Task material —
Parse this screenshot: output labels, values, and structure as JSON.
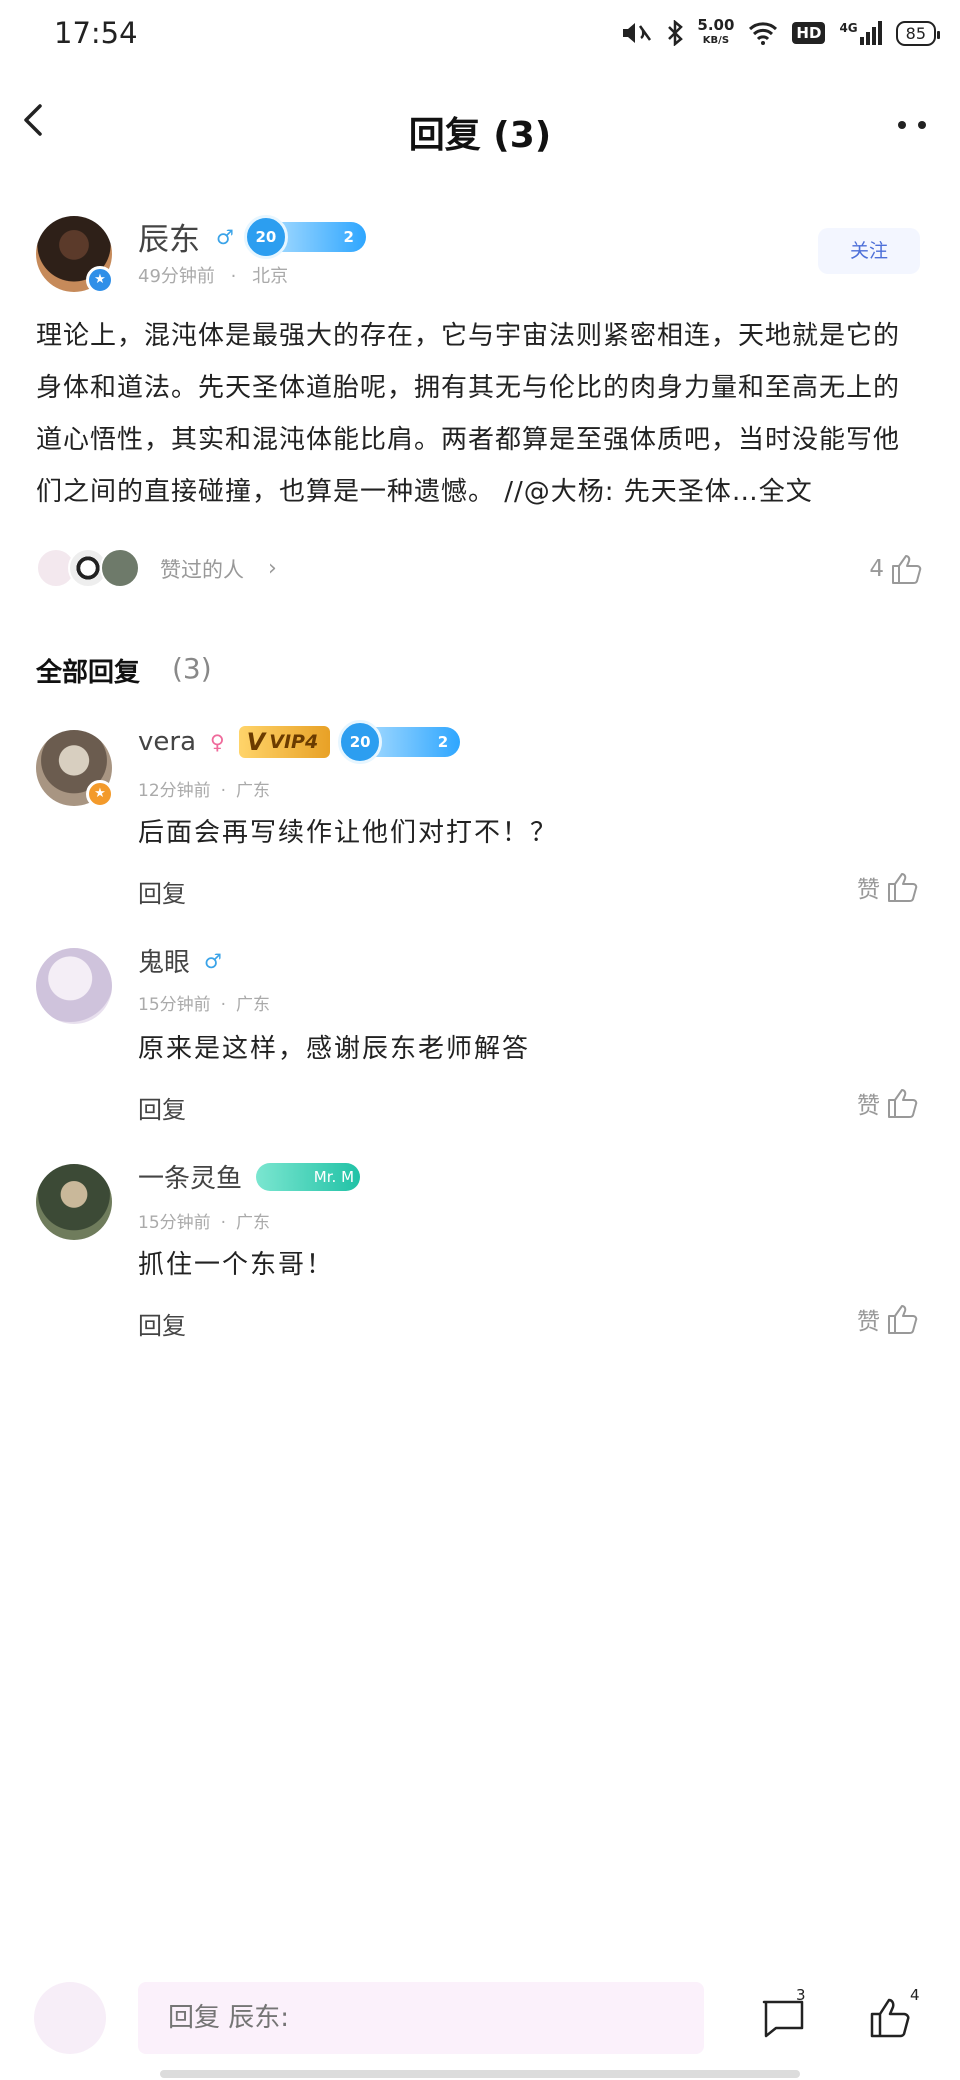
{
  "status_bar": {
    "time": "17:54",
    "net_speed": "5.00",
    "net_speed_unit": "KB/S",
    "hd": "HD",
    "signal": "4G",
    "battery": "85",
    "icons": [
      "mute-icon",
      "bluetooth-icon",
      "wifi-icon",
      "signal-icon"
    ]
  },
  "header": {
    "title": "回复 (3)"
  },
  "post": {
    "author": "辰东",
    "level_text": "20",
    "level_suffix": "2",
    "time": "49分钟前",
    "location": "北京",
    "follow_label": "关注",
    "text": "理论上，混沌体是最强大的存在，它与宇宙法则紧密相连，天地就是它的身体和道法。先天圣体道胎呢，拥有其无与伦比的肉身力量和至高无上的道心悟性，其实和混沌体能比肩。两者都算是至强体质吧，当时没能写他们之间的直接碰撞，也算是一种遗憾。 //@大杨: 先天圣体…全文",
    "likers_label": "赞过的人",
    "like_count": "4"
  },
  "replies_section": {
    "title": "全部回复",
    "count": "(3)"
  },
  "replies": [
    {
      "name": "vera",
      "gender": "female",
      "vip": "VIP4",
      "level_text": "20",
      "level_suffix": "2",
      "time": "12分钟前",
      "location": "广东",
      "text": "后面会再写续作让他们对打不！？",
      "reply_label": "回复",
      "like_label": "赞"
    },
    {
      "name": "鬼眼",
      "gender": "male",
      "time": "15分钟前",
      "location": "广东",
      "text": "原来是这样，感谢辰东老师解答",
      "reply_label": "回复",
      "like_label": "赞"
    },
    {
      "name": "一条灵鱼",
      "badge": "Mr. M",
      "time": "15分钟前",
      "location": "广东",
      "text": "抓住一个东哥！",
      "reply_label": "回复",
      "like_label": "赞"
    }
  ],
  "bottom_bar": {
    "input_placeholder": "回复 辰东:",
    "comment_count": "3",
    "like_count": "4"
  },
  "colors": {
    "accent": "#4d6fd8",
    "level_blue": "#2ea6ff",
    "vip_gold": "#e8a126",
    "teal": "#21c2a6"
  }
}
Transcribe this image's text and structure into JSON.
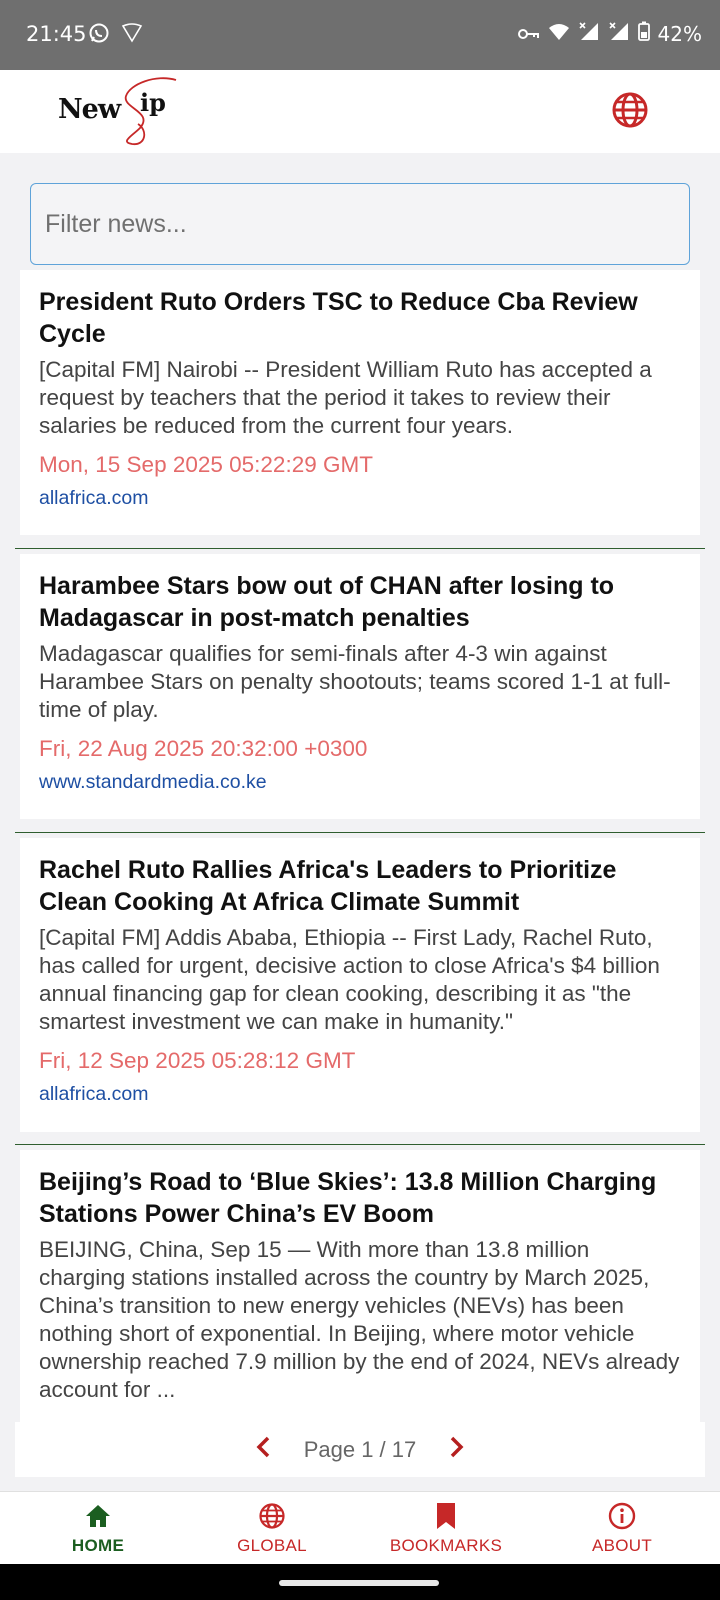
{
  "status_bar": {
    "time": "21:45",
    "battery": "42%",
    "icons": [
      "whatsapp-icon",
      "signal-outline-icon",
      "vpn-key-icon",
      "wifi-icon",
      "signal-x-icon",
      "signal-x-icon",
      "battery-icon"
    ]
  },
  "header": {
    "logo_text": "New",
    "logo_flourish": "ip",
    "globe_icon": "globe-icon",
    "accent_color": "#c62828"
  },
  "filter": {
    "placeholder": "Filter news...",
    "value": ""
  },
  "articles": [
    {
      "title": "President Ruto Orders TSC to Reduce Cba Review Cycle",
      "description": "[Capital FM] Nairobi -- President William Ruto has accepted a request by teachers that the period it takes to review their salaries be reduced from the current four years.",
      "date": "Mon, 15 Sep 2025 05:22:29 GMT",
      "source": "allafrica.com"
    },
    {
      "title": "Harambee Stars bow out of CHAN after losing to Madagascar in post-match penalties",
      "description": "Madagascar qualifies for semi-finals after 4-3 win against Harambee Stars on penalty shootouts; teams scored 1-1 at full-time of play.",
      "date": "Fri, 22 Aug 2025 20:32:00 +0300",
      "source": "www.standardmedia.co.ke"
    },
    {
      "title": "Rachel Ruto Rallies Africa's Leaders to Prioritize Clean Cooking At Africa Climate Summit",
      "description": "[Capital FM] Addis Ababa, Ethiopia -- First Lady, Rachel Ruto, has called for urgent, decisive action to close Africa's $4 billion annual financing gap for clean cooking, describing it as \"the smartest investment we can make in humanity.\"",
      "date": "Fri, 12 Sep 2025 05:28:12 GMT",
      "source": "allafrica.com"
    },
    {
      "title": "Beijing’s Road to ‘Blue Skies’: 13.8 Million Charging Stations Power China’s EV Boom",
      "description": "BEIJING, China, Sep 15 — With more than 13.8 million charging stations installed across the country by March 2025, China’s transition to new energy vehicles (NEVs) has been nothing short of exponential. In Beijing, where motor vehicle ownership reached 7.9 million by the end of 2024, NEVs already account for ...",
      "date": "",
      "source": ""
    }
  ],
  "pagination": {
    "label": "Page 1 / 17",
    "prev_icon": "chevron-left-icon",
    "next_icon": "chevron-right-icon"
  },
  "bottom_nav": {
    "items": [
      {
        "label": "HOME",
        "icon": "home-icon",
        "active": true,
        "color": "#1b5e20"
      },
      {
        "label": "GLOBAL",
        "icon": "globe-icon",
        "active": false,
        "color": "#c62828"
      },
      {
        "label": "BOOKMARKS",
        "icon": "bookmark-icon",
        "active": false,
        "color": "#c62828"
      },
      {
        "label": "ABOUT",
        "icon": "info-icon",
        "active": false,
        "color": "#c62828"
      }
    ]
  }
}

Your goal —
Copy out each line of the listing that holds "Ruto".

Output of the exercise —
      "title": "President Ruto Orders TSC to Reduce Cba Review Cycle",
      "description": "[Capital FM] Nairobi -- President William Ruto has accepted a request by teachers that the period it takes to review their salaries be reduced from the current four years.",
      "title": "Rachel Ruto Rallies Africa's Leaders to Prioritize Clean Cooking At Africa Climate Summit",
      "description": "[Capital FM] Addis Ababa, Ethiopia -- First Lady, Rachel Ruto, has called for urgent, decisive action to close Africa's $4 billion annual financing gap for clean cooking, describing it as \"the smartest investment we can make in humanity.\"",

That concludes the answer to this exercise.